#### Instruction:
Give each line of the records below as a JSON list of strings, one string per line, with blank lines and pictures left out.

#### Records for this task:
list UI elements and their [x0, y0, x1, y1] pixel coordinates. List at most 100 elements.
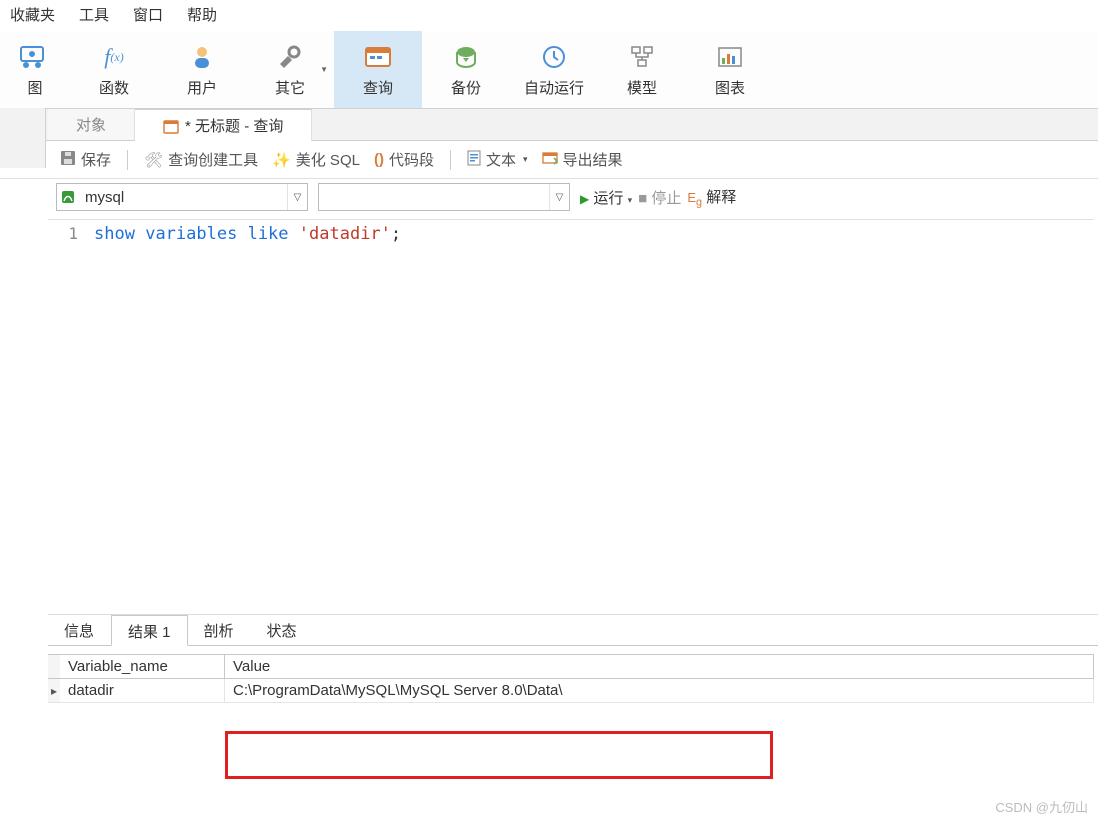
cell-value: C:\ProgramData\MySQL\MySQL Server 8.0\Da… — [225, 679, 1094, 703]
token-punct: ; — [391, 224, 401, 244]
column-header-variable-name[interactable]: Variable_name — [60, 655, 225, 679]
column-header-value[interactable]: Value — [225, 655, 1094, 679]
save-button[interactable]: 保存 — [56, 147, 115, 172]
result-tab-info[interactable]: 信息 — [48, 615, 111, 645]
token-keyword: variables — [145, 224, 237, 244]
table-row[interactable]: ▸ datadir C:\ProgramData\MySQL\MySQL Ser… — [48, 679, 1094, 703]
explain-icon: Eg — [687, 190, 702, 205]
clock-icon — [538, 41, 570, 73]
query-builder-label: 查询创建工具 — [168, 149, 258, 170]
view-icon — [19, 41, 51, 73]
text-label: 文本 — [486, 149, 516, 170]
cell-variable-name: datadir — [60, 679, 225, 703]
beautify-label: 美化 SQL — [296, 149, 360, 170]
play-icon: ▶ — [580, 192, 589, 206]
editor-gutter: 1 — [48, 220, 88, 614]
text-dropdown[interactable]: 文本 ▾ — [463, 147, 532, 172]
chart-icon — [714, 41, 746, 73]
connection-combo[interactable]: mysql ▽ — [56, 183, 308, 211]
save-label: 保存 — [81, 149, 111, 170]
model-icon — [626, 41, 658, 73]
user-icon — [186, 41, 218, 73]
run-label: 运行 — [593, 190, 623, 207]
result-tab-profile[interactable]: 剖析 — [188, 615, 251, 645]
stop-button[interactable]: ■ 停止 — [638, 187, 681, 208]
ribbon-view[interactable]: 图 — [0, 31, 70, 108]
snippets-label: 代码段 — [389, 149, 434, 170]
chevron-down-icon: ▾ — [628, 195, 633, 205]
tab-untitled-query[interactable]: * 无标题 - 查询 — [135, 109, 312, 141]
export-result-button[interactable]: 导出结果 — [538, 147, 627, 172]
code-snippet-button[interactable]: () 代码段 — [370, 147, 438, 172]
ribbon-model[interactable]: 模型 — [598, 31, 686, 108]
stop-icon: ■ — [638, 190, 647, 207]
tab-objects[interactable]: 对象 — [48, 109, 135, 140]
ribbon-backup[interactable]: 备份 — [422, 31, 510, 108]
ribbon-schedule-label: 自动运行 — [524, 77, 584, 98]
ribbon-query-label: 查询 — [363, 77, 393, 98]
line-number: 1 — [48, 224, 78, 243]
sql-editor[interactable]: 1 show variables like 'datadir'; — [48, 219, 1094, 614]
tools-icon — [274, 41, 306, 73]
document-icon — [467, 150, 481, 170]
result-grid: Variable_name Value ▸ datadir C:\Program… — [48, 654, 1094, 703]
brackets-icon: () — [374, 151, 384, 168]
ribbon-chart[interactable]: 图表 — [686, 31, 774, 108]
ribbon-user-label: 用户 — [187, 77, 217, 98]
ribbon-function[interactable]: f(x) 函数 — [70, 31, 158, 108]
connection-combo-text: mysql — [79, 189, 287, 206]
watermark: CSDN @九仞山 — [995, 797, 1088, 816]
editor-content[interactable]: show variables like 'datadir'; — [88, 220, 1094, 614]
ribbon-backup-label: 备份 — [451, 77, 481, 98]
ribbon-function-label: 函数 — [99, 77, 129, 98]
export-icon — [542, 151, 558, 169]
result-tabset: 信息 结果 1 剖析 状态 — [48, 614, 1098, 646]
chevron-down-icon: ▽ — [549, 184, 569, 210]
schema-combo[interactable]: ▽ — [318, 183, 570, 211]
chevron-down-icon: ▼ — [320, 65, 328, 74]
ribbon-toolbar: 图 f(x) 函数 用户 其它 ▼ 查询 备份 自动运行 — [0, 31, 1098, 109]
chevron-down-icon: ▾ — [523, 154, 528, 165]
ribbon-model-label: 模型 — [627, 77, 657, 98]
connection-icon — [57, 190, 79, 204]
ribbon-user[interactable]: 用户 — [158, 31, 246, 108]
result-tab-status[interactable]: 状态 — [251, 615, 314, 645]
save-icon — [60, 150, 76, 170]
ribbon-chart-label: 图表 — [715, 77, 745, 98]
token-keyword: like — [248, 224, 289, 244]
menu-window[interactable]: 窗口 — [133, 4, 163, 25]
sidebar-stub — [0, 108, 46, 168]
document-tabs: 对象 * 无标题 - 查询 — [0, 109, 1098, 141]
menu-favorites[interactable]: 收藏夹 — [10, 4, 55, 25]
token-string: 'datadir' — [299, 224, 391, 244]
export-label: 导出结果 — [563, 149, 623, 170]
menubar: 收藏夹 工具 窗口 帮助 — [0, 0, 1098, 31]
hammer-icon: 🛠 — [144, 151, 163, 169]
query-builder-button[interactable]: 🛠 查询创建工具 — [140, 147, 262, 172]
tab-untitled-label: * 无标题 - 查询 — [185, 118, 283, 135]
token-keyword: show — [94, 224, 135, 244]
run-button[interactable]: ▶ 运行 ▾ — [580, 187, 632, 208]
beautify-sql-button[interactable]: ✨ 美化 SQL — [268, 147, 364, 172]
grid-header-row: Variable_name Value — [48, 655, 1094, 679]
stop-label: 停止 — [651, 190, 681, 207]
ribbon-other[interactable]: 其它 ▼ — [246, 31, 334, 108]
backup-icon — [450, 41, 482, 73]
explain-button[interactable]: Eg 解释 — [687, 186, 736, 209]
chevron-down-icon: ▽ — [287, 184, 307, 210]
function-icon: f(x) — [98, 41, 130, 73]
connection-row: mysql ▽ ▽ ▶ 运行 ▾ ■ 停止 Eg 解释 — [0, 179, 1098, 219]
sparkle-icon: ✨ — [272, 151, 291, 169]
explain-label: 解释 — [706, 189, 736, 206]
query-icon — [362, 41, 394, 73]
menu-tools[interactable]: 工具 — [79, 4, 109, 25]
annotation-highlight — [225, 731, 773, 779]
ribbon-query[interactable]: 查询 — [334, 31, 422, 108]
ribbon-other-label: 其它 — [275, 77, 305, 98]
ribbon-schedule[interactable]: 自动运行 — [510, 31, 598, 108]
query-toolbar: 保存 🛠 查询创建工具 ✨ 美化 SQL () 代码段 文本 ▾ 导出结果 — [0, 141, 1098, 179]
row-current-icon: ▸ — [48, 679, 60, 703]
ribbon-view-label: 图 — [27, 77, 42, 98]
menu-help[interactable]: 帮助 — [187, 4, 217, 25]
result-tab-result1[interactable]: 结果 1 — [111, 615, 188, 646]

#### Response to this task:
[
  "list UI elements and their [x0, y0, x1, y1] pixel coordinates. List at most 100 elements.",
  "cell-value: C:\\ProgramData\\MySQL\\MySQL Server 8.0\\Da… — [225, 679, 1094, 703]",
  "token-punct: ; — [391, 224, 401, 244]",
  "column-header-variable-name[interactable]: Variable_name — [60, 655, 225, 679]",
  "column-header-value[interactable]: Value — [225, 655, 1094, 679]",
  "save-button[interactable]: 保存 — [56, 147, 115, 172]",
  "result-tab-info[interactable]: 信息 — [48, 615, 111, 645]",
  "token-keyword: variables — [145, 224, 237, 244]",
  "table-row[interactable]: ▸ datadir C:\\ProgramData\\MySQL\\MySQL Ser… — [48, 679, 1094, 703]",
  "explain-icon: Eg — [687, 190, 702, 205]",
  "clock-icon — [538, 41, 570, 73]",
  "query-builder-label: 查询创建工具 — [168, 149, 258, 170]",
  "view-icon — [19, 41, 51, 73]",
  "text-label: 文本 — [486, 149, 516, 170]",
  "cell-variable-name: datadir — [60, 679, 225, 703]",
  "beautify-label: 美化 SQL — [296, 149, 360, 170]",
  "play-icon: ▶ — [580, 192, 589, 206]",
  "editor-gutter: 1 — [48, 220, 88, 614]",
  "text-dropdown[interactable]: 文本 ▾ — [463, 147, 532, 172]",
  "chart-icon — [714, 41, 746, 73]",
  "connection-combo[interactable]: mysql ▽ — [56, 183, 308, 211]",
  "save-label: 保存 — [81, 149, 111, 170]",
  "model-icon — [626, 41, 658, 73]",
  "user-icon — [186, 41, 218, 73]",
  "run-label: 运行 — [593, 190, 623, 207]",
  "result-tab-profile[interactable]: 剖析 — [188, 615, 251, 645]",
  "stop-button[interactable]: ■ 停止 — [638, 187, 681, 208]",
  "ribbon-view[interactable]: 图 — [0, 31, 70, 108]",
  "snippets-label: 代码段 — [389, 149, 434, 170]",
  "chevron-down-icon: ▾ — [628, 195, 633, 205]",
  "tab-untitled-query[interactable]: * 无标题 - 查询 — [135, 109, 312, 141]",
  "export-result-button[interactable]: 导出结果 — [538, 147, 627, 172]",
  "code-snippet-button[interactable]: () 代码段 — [370, 147, 438, 172]",
  "ribbon-model[interactable]: 模型 — [598, 31, 686, 108]",
  "stop-icon: ■ — [638, 190, 647, 207]",
  "tab-objects[interactable]: 对象 — [48, 109, 135, 140]",
  "ribbon-backup[interactable]: 备份 — [422, 31, 510, 108]",
  "ribbon-schedule-label: 自动运行 — [524, 77, 584, 98]",
  "ribbon-query-label: 查询 — [363, 77, 393, 98]",
  "line-number: 1 — [48, 224, 78, 243]",
  "sql-editor[interactable]: 1 show variables like 'datadir'; — [48, 219, 1094, 614]",
  "tools-icon — [274, 41, 306, 73]",
  "document-icon — [467, 150, 481, 170]",
  "result-grid: Variable_name Value ▸ datadir C:\\Program… — [48, 654, 1094, 703]",
  "brackets-icon: () — [374, 151, 384, 168]",
  "ribbon-chart[interactable]: 图表 — [686, 31, 774, 108]",
  "ribbon-user-label: 用户 — [187, 77, 217, 98]",
  "ribbon-function[interactable]: f(x) 函数 — [70, 31, 158, 108]",
  "connection-combo-text: mysql — [79, 189, 287, 206]",
  "watermark: CSDN @九仞山 — [995, 797, 1088, 816]",
  "editor-content[interactable]: show variables like 'datadir'; — [88, 220, 1094, 614]",
  "ribbon-backup-label: 备份 — [451, 77, 481, 98]",
  "ribbon-function-label: 函数 — [99, 77, 129, 98]",
  "export-icon — [542, 151, 558, 169]",
  "result-tabset: 信息 结果 1 剖析 状态 — [48, 614, 1098, 646]",
  "chevron-down-icon: ▽ — [549, 184, 569, 210]",
  "schema-combo[interactable]: ▽ — [318, 183, 570, 211]",
  "chevron-down-icon: ▼ — [320, 65, 328, 74]",
  "ribbon-toolbar: 图 f(x) 函数 用户 其它 ▼ 查询 备份 自动运行 — [0, 31, 1098, 109]",
  "chevron-down-icon: ▾ — [523, 154, 528, 165]",
  "ribbon-model-label: 模型 — [627, 77, 657, 98]",
  "connection-icon — [57, 190, 79, 204]",
  "ribbon-user[interactable]: 用户 — [158, 31, 246, 108]",
  "result-tab-status[interactable]: 状态 — [251, 615, 314, 645]",
  "save-icon — [60, 150, 76, 170]",
  "ribbon-chart-label: 图表 — [715, 77, 745, 98]",
  "token-keyword: like — [248, 224, 289, 244]",
  "menu-window[interactable]: 窗口 — [133, 4, 163, 25]",
  "sidebar-stub — [0, 108, 46, 168]",
  "document-tabs: 对象 * 无标题 - 查询 — [0, 109, 1098, 141]",
  "menu-favorites[interactable]: 收藏夹 — [10, 4, 55, 25]",
  "token-string: 'datadir' — [299, 224, 391, 244]",
  "export-label: 导出结果 — [563, 149, 623, 170]",
  "menubar: 收藏夹 工具 窗口 帮助 — [0, 0, 1098, 31]",
  "hammer-icon: 🛠 — [144, 151, 163, 169]",
  "query-builder-button[interactable]: 🛠 查询创建工具 — [140, 147, 262, 172]",
  "tab-untitled-label: * 无标题 - 查询 — [185, 118, 283, 135]",
  "token-keyword: show — [94, 224, 135, 244]",
  "run-button[interactable]: ▶ 运行 ▾ — [580, 187, 632, 208]",
  "beautify-sql-button[interactable]: ✨ 美化 SQL — [268, 147, 364, 172]",
  "grid-header-row: Variable_name Value — [48, 655, 1094, 679]",
  "stop-label: 停止 — [651, 190, 681, 207]",
  "ribbon-other[interactable]: 其它 ▼ — [246, 31, 334, 108]",
  "backup-icon — [450, 41, 482, 73]",
  "explain-button[interactable]: Eg 解释 — [687, 186, 736, 209]",
  "chevron-down-icon: ▽ — [287, 184, 307, 210]",
  "function-icon: f(x) — [98, 41, 130, 73]",
  "connection-row: mysql ▽ ▽ ▶ 运行 ▾ ■ 停止 Eg 解释 — [0, 179, 1098, 219]",
  "sparkle-icon: ✨ — [272, 151, 291, 169]",
  "explain-label: 解释 — [706, 189, 736, 206]",
  "query-icon — [362, 41, 394, 73]",
  "menu-tools[interactable]: 工具 — [79, 4, 109, 25]",
  "annotation-highlight — [225, 731, 773, 779]",
  "ribbon-query[interactable]: 查询 — [334, 31, 422, 108]",
  "ribbon-other-label: 其它 — [275, 77, 305, 98]",
  "ribbon-schedule[interactable]: 自动运行 — [510, 31, 598, 108]",
  "query-toolbar: 保存 🛠 查询创建工具 ✨ 美化 SQL () 代码段 文本 ▾ 导出结果 — [0, 141, 1098, 179]",
  "row-current-icon: ▸ — [48, 679, 60, 703]",
  "ribbon-view-label: 图 — [27, 77, 42, 98]",
  "menu-help[interactable]: 帮助 — [187, 4, 217, 25]",
  "result-tab-result1[interactable]: 结果 1 — [111, 615, 188, 646]"
]